**SHORT PROBLEM**
Take the line containing "Convert this screenshot" through the last line of the data and retype those lines exactly. Pictures do not belong in the copy.

**SUPPLIED DATA**
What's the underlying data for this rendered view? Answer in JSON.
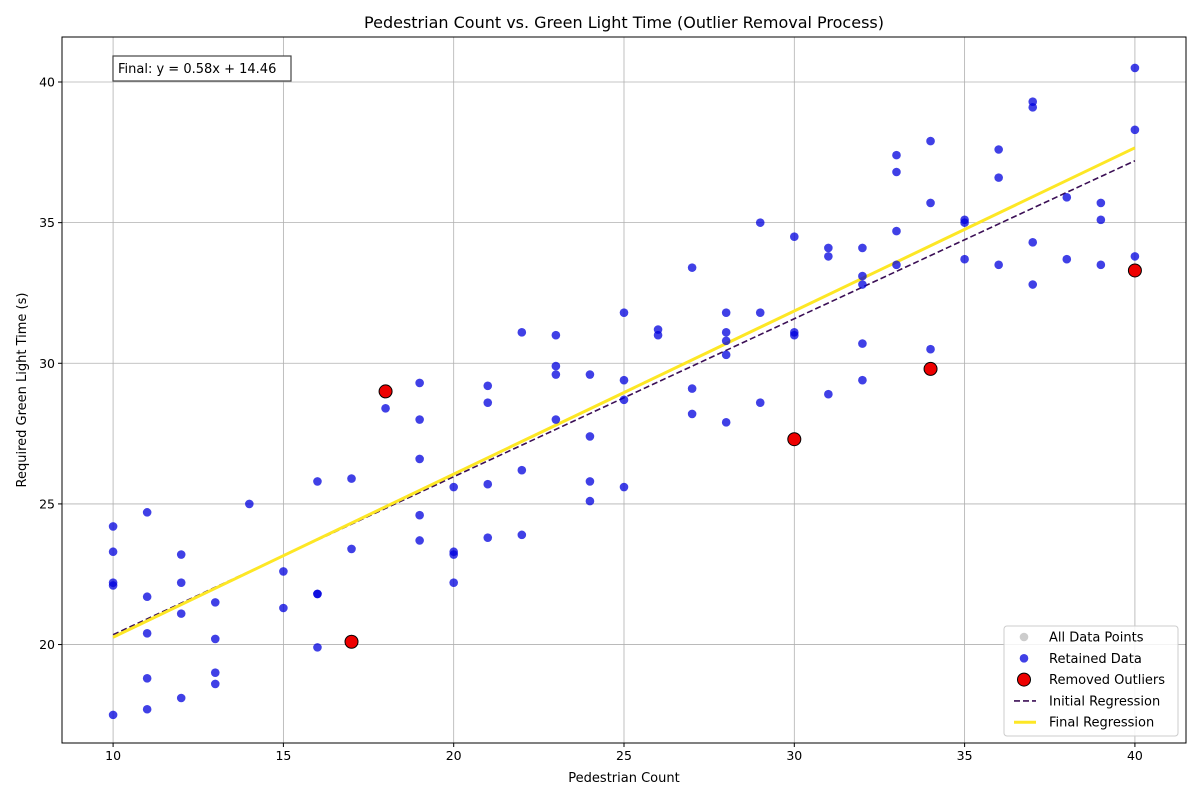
{
  "chart_data": {
    "type": "scatter",
    "title": "Pedestrian Count vs. Green Light Time (Outlier Removal Process)",
    "xlabel": "Pedestrian Count",
    "ylabel": "Required Green Light Time (s)",
    "xlim": [
      8.5,
      41.5
    ],
    "ylim": [
      16.5,
      41.6
    ],
    "xticks": [
      10,
      15,
      20,
      25,
      30,
      35,
      40
    ],
    "yticks": [
      20,
      25,
      30,
      35,
      40
    ],
    "grid": true,
    "legend_position": "lower-right",
    "annotation": "Final: y = 0.58x + 14.46",
    "colors": {
      "retained": "#0000dd",
      "outlier": "#ee0000",
      "all_points": "#cccccc",
      "initial_line": "#3b0f55",
      "final_line": "#fde725",
      "grid": "#b0b0b0"
    },
    "legend": [
      {
        "label": "All Data Points",
        "kind": "all"
      },
      {
        "label": "Retained Data",
        "kind": "retained"
      },
      {
        "label": "Removed Outliers",
        "kind": "outlier"
      },
      {
        "label": "Initial Regression",
        "kind": "initial"
      },
      {
        "label": "Final Regression",
        "kind": "final"
      }
    ],
    "series": [
      {
        "name": "Retained Data",
        "points": [
          [
            10,
            24.2
          ],
          [
            10,
            23.3
          ],
          [
            10,
            22.2
          ],
          [
            10,
            22.1
          ],
          [
            10,
            17.5
          ],
          [
            11,
            24.7
          ],
          [
            11,
            21.7
          ],
          [
            11,
            20.4
          ],
          [
            11,
            18.8
          ],
          [
            11,
            17.7
          ],
          [
            12,
            23.2
          ],
          [
            12,
            22.2
          ],
          [
            12,
            21.1
          ],
          [
            12,
            18.1
          ],
          [
            13,
            21.5
          ],
          [
            13,
            20.2
          ],
          [
            13,
            19.0
          ],
          [
            13,
            18.6
          ],
          [
            14,
            25.0
          ],
          [
            15,
            22.6
          ],
          [
            15,
            21.3
          ],
          [
            16,
            25.8
          ],
          [
            16,
            21.8
          ],
          [
            16,
            21.8
          ],
          [
            16,
            19.9
          ],
          [
            17,
            25.9
          ],
          [
            17,
            23.4
          ],
          [
            18,
            28.4
          ],
          [
            19,
            29.3
          ],
          [
            19,
            28.0
          ],
          [
            19,
            26.6
          ],
          [
            19,
            24.6
          ],
          [
            19,
            23.7
          ],
          [
            20,
            25.6
          ],
          [
            20,
            23.3
          ],
          [
            20,
            23.2
          ],
          [
            20,
            22.2
          ],
          [
            21,
            29.2
          ],
          [
            21,
            28.6
          ],
          [
            21,
            25.7
          ],
          [
            21,
            23.8
          ],
          [
            22,
            31.1
          ],
          [
            22,
            26.2
          ],
          [
            22,
            23.9
          ],
          [
            23,
            31.0
          ],
          [
            23,
            29.9
          ],
          [
            23,
            29.6
          ],
          [
            23,
            28.0
          ],
          [
            24,
            29.6
          ],
          [
            24,
            27.4
          ],
          [
            24,
            25.8
          ],
          [
            24,
            25.1
          ],
          [
            25,
            31.8
          ],
          [
            25,
            29.4
          ],
          [
            25,
            28.7
          ],
          [
            25,
            25.6
          ],
          [
            26,
            31.2
          ],
          [
            26,
            31.0
          ],
          [
            27,
            33.4
          ],
          [
            27,
            29.1
          ],
          [
            27,
            28.2
          ],
          [
            28,
            31.8
          ],
          [
            28,
            31.1
          ],
          [
            28,
            30.8
          ],
          [
            28,
            30.3
          ],
          [
            28,
            27.9
          ],
          [
            29,
            35.0
          ],
          [
            29,
            31.8
          ],
          [
            29,
            28.6
          ],
          [
            30,
            34.5
          ],
          [
            30,
            31.1
          ],
          [
            30,
            31.0
          ],
          [
            31,
            34.1
          ],
          [
            31,
            33.8
          ],
          [
            31,
            28.9
          ],
          [
            32,
            34.1
          ],
          [
            32,
            33.1
          ],
          [
            32,
            32.8
          ],
          [
            32,
            30.7
          ],
          [
            32,
            29.4
          ],
          [
            33,
            37.4
          ],
          [
            33,
            36.8
          ],
          [
            33,
            34.7
          ],
          [
            33,
            33.5
          ],
          [
            34,
            37.9
          ],
          [
            34,
            35.7
          ],
          [
            34,
            30.5
          ],
          [
            35,
            35.1
          ],
          [
            35,
            35.0
          ],
          [
            35,
            33.7
          ],
          [
            36,
            37.6
          ],
          [
            36,
            36.6
          ],
          [
            36,
            33.5
          ],
          [
            37,
            39.3
          ],
          [
            37,
            39.1
          ],
          [
            37,
            34.3
          ],
          [
            37,
            32.8
          ],
          [
            38,
            35.9
          ],
          [
            38,
            33.7
          ],
          [
            39,
            35.7
          ],
          [
            39,
            35.1
          ],
          [
            39,
            33.5
          ],
          [
            40,
            40.5
          ],
          [
            40,
            38.3
          ],
          [
            40,
            33.8
          ]
        ]
      },
      {
        "name": "Removed Outliers",
        "points": [
          [
            18,
            29.0
          ],
          [
            17,
            20.1
          ],
          [
            30,
            27.3
          ],
          [
            34,
            29.8
          ],
          [
            40,
            33.3
          ]
        ]
      }
    ],
    "lines": [
      {
        "name": "Initial Regression",
        "x": [
          10,
          40
        ],
        "y": [
          20.35,
          37.2
        ]
      },
      {
        "name": "Final Regression",
        "x": [
          10,
          40
        ],
        "y": [
          20.26,
          37.66
        ]
      }
    ]
  }
}
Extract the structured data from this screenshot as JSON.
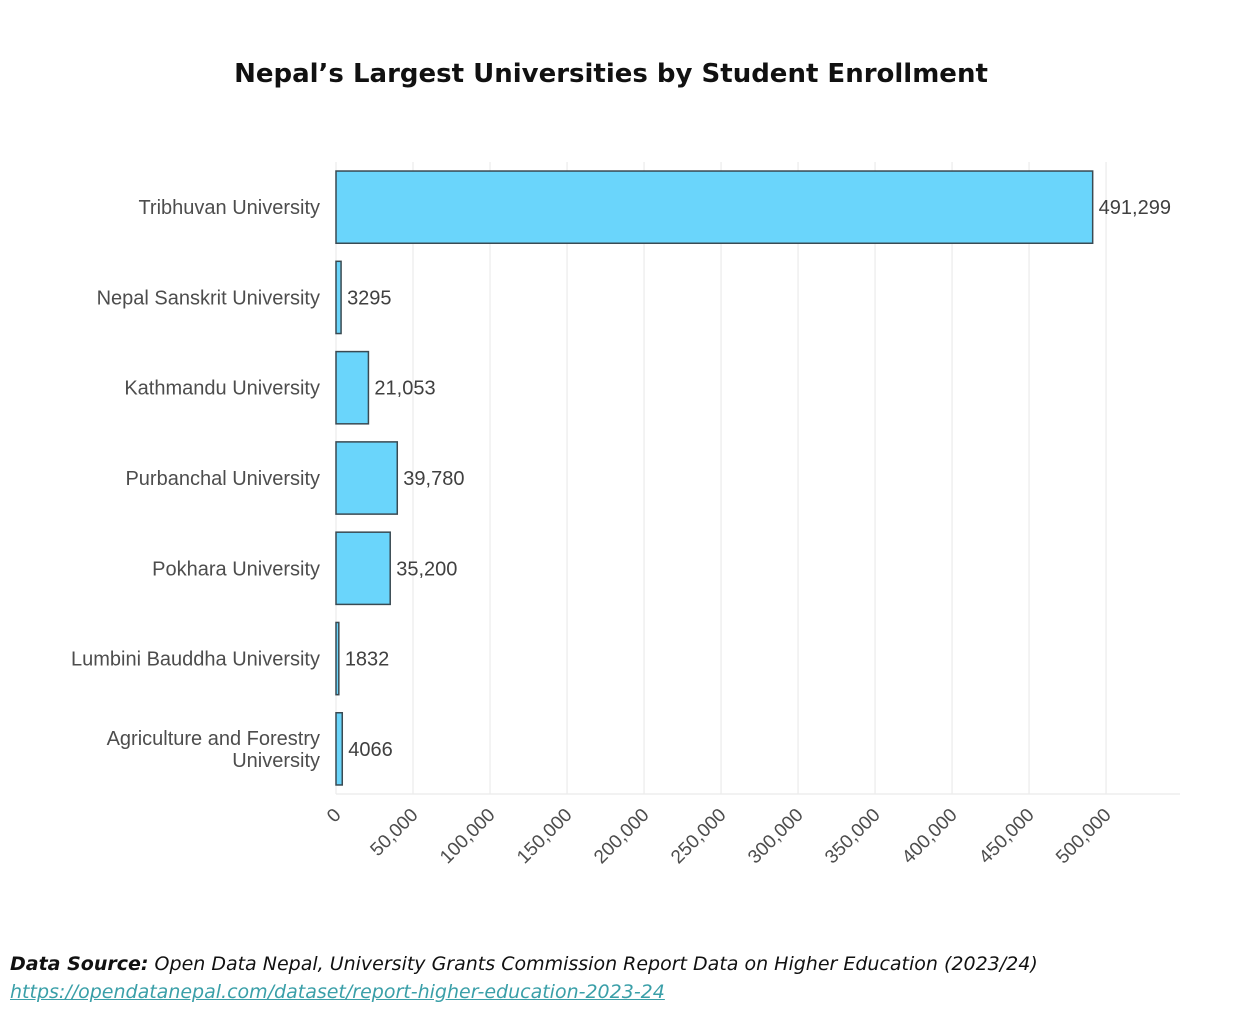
{
  "chart_data": {
    "type": "bar",
    "orientation": "horizontal",
    "title": "Nepal’s Largest Universities by Student Enrollment",
    "categories": [
      "Tribhuvan University",
      "Nepal Sanskrit University",
      "Kathmandu University",
      "Purbanchal University",
      "Pokhara University",
      "Lumbini Bauddha University",
      "Agriculture and Forestry University"
    ],
    "category_lines": [
      [
        "Tribhuvan University"
      ],
      [
        "Nepal Sanskrit University"
      ],
      [
        "Kathmandu University"
      ],
      [
        "Purbanchal University"
      ],
      [
        "Pokhara University"
      ],
      [
        "Lumbini Bauddha University"
      ],
      [
        "Agriculture and Forestry",
        "University"
      ]
    ],
    "values": [
      491299,
      3295,
      21053,
      39780,
      35200,
      1832,
      4066
    ],
    "value_labels": [
      "491,299",
      "3295",
      "21,053",
      "39,780",
      "35,200",
      "1832",
      "4066"
    ],
    "xlim": [
      0,
      548000
    ],
    "xticks": [
      0,
      50000,
      100000,
      150000,
      200000,
      250000,
      300000,
      350000,
      400000,
      450000,
      500000
    ],
    "xtick_labels": [
      "0",
      "50,000",
      "100,000",
      "150,000",
      "200,000",
      "250,000",
      "300,000",
      "350,000",
      "400,000",
      "450,000",
      "500,000"
    ],
    "xlabel": "",
    "ylabel": "",
    "grid": "vertical",
    "bar_color": "#6ad5fb"
  },
  "source": {
    "label": "Data Source:",
    "text": "Open Data Nepal, University Grants Commission Report Data on Higher Education (2023/24)",
    "url": "https://opendatanepal.com/dataset/report-higher-education-2023-24"
  }
}
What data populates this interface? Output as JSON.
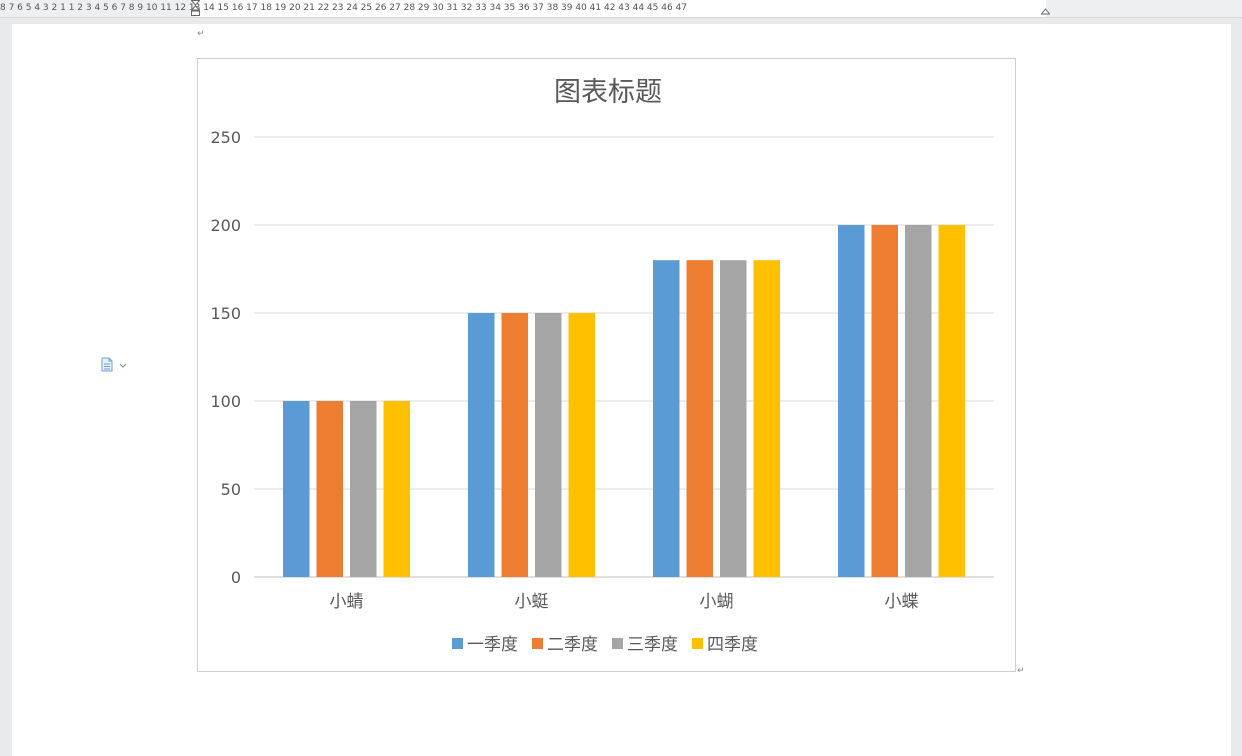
{
  "ruler": {
    "text": "8 7 6 5 4 3 2 1 1 2 3 4 5 6 7 8 9 10 11 12 13 14 15 16 17 18 19 20 21 22 23 24 25 26 27 28 29 30 31 32 33 34 35 36 37 38 39 40 41 42 43 44 45 46 47"
  },
  "paragraph_marks": {
    "top": "↵",
    "bottom": "↵"
  },
  "icons": {
    "layout": "layout-options-icon",
    "dropdown": "chevron-down-icon"
  },
  "chart_data": {
    "type": "bar",
    "title": "图表标题",
    "categories": [
      "小蜻",
      "小蜓",
      "小蝴",
      "小蝶"
    ],
    "series": [
      {
        "name": "一季度",
        "color": "#5b9bd5",
        "values": [
          100,
          150,
          180,
          200
        ]
      },
      {
        "name": "二季度",
        "color": "#ed7d31",
        "values": [
          100,
          150,
          180,
          200
        ]
      },
      {
        "name": "三季度",
        "color": "#a5a5a5",
        "values": [
          100,
          150,
          180,
          200
        ]
      },
      {
        "name": "四季度",
        "color": "#ffc000",
        "values": [
          100,
          150,
          180,
          200
        ]
      }
    ],
    "ylim": [
      0,
      250
    ],
    "yticks": [
      0,
      50,
      100,
      150,
      200,
      250
    ],
    "grid": true,
    "legend": "bottom",
    "xlabel": "",
    "ylabel": ""
  }
}
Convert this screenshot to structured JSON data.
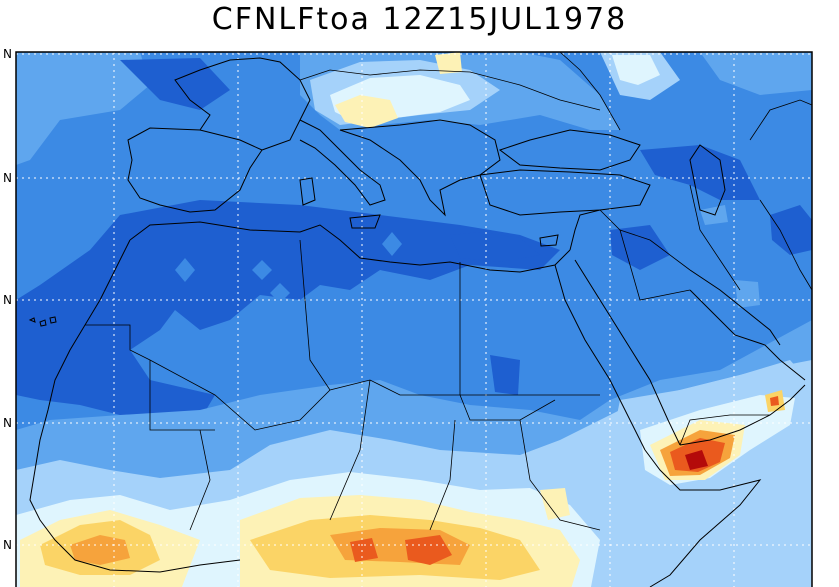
{
  "map": {
    "title": "CFNLFtoa 12Z15JUL1978",
    "lat_labels": [
      "N",
      "N",
      "N",
      "N",
      "N"
    ]
  },
  "colors": {
    "dark_blue": "#1e5fd0",
    "blue": "#3c8ae4",
    "medium_blue": "#5fa6ee",
    "light_blue": "#a5d2fa",
    "pale_cyan": "#dff5fe",
    "pale_yellow": "#fdf2b6",
    "yellow": "#fbd466",
    "orange": "#f6a33c",
    "red_orange": "#ea5a1e",
    "dark_red": "#b40a0a",
    "coast": "#000000",
    "grid": "#ffffff"
  }
}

**FINISHED EXERCISE**
Convert this screenshot to structured JSON data.
{
  "map": {
    "title": "CFNLFtoa 12Z15JUL1978",
    "lat_labels": [
      "N",
      "N",
      "N",
      "N",
      "N"
    ]
  },
  "colors": {
    "dark_blue": "#1e5fd0",
    "blue": "#3c8ae4",
    "medium_blue": "#5fa6ee",
    "light_blue": "#a5d2fa",
    "pale_cyan": "#dff5fe",
    "pale_yellow": "#fdf2b6",
    "yellow": "#fbd466",
    "orange": "#f6a33c",
    "red_orange": "#ea5a1e",
    "dark_red": "#b40a0a",
    "coast": "#000000",
    "grid": "#ffffff"
  }
}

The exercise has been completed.